Copy every line that holds "Help".

■ EXTRACTED MATERIAL:
───

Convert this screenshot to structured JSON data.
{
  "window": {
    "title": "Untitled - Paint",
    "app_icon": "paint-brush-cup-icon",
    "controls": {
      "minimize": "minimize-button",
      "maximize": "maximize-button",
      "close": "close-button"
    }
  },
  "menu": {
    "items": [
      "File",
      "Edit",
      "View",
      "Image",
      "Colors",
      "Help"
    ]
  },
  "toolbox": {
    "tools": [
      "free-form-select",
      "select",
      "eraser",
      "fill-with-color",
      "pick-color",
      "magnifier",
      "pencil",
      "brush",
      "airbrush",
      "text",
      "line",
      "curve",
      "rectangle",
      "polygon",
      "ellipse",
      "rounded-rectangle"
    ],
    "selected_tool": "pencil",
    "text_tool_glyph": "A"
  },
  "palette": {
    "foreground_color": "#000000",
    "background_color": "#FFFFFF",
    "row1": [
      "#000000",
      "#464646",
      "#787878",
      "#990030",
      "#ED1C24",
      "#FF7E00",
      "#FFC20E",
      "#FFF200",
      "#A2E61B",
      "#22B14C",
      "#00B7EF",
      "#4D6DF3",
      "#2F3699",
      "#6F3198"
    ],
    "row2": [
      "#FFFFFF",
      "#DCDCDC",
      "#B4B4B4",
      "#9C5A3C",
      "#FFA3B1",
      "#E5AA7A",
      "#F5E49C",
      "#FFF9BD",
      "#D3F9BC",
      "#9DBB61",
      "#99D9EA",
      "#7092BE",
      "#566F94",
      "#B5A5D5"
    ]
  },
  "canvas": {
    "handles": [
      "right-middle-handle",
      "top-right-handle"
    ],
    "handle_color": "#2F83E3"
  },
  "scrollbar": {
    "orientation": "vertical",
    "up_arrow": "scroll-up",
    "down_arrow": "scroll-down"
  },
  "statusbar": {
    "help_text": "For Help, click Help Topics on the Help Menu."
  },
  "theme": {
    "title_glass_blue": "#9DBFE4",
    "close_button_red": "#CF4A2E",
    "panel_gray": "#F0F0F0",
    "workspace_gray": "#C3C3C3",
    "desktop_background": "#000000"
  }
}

───

■ CORRECT RESULT:
      "Help"
    "help_text": "For Help, click Help Topics on the Help Menu."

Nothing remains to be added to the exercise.